(What you have to do) Reproduce the data exactly.

>> start Data supplied

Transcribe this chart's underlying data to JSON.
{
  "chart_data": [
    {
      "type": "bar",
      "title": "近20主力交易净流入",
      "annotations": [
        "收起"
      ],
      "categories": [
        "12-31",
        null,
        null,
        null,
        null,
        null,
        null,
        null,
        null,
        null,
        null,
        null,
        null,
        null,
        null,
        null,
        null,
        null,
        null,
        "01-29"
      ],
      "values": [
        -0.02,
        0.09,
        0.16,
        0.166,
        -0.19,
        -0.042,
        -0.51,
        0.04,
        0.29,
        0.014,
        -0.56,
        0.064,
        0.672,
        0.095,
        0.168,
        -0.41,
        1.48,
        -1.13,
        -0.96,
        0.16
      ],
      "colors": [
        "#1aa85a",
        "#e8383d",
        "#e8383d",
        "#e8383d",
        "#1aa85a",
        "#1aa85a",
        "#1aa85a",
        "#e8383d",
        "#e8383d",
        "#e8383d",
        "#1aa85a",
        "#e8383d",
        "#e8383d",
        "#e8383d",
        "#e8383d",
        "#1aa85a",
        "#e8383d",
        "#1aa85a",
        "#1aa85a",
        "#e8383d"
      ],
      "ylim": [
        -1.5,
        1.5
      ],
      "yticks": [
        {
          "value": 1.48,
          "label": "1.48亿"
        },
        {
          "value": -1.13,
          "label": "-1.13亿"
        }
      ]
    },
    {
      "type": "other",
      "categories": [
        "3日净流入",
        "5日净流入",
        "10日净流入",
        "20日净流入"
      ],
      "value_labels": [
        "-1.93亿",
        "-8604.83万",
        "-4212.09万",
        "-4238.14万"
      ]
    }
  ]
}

>> end Data supplied

(Correct response)
Transcribe this chart's underlying data to JSON.
{
  "chart_data": [
    {
      "type": "bar",
      "title": "近20主力交易净流入",
      "annotations": [
        "收起"
      ],
      "categories": [
        "12-31",
        null,
        null,
        null,
        null,
        null,
        null,
        null,
        null,
        null,
        null,
        null,
        null,
        null,
        null,
        null,
        null,
        null,
        null,
        "01-29"
      ],
      "values": [
        -0.02,
        0.09,
        0.16,
        0.166,
        -0.19,
        -0.042,
        -0.51,
        0.04,
        0.29,
        0.014,
        -0.56,
        0.064,
        0.672,
        0.095,
        0.168,
        -0.41,
        1.48,
        -1.13,
        -0.96,
        0.16
      ],
      "colors": [
        "#1aa85a",
        "#e8383d",
        "#e8383d",
        "#e8383d",
        "#1aa85a",
        "#1aa85a",
        "#1aa85a",
        "#e8383d",
        "#e8383d",
        "#e8383d",
        "#1aa85a",
        "#e8383d",
        "#e8383d",
        "#e8383d",
        "#e8383d",
        "#1aa85a",
        "#e8383d",
        "#1aa85a",
        "#1aa85a",
        "#e8383d"
      ],
      "ylim": [
        -1.5,
        1.5
      ],
      "yticks": [
        {
          "value": 1.48,
          "label": "1.48亿"
        },
        {
          "value": -1.13,
          "label": "-1.13亿"
        }
      ]
    },
    {
      "type": "other",
      "categories": [
        "3日净流入",
        "5日净流入",
        "10日净流入",
        "20日净流入"
      ],
      "value_labels": [
        "-1.93亿",
        "-8604.83万",
        "-4212.09万",
        "-4238.14万"
      ]
    }
  ]
}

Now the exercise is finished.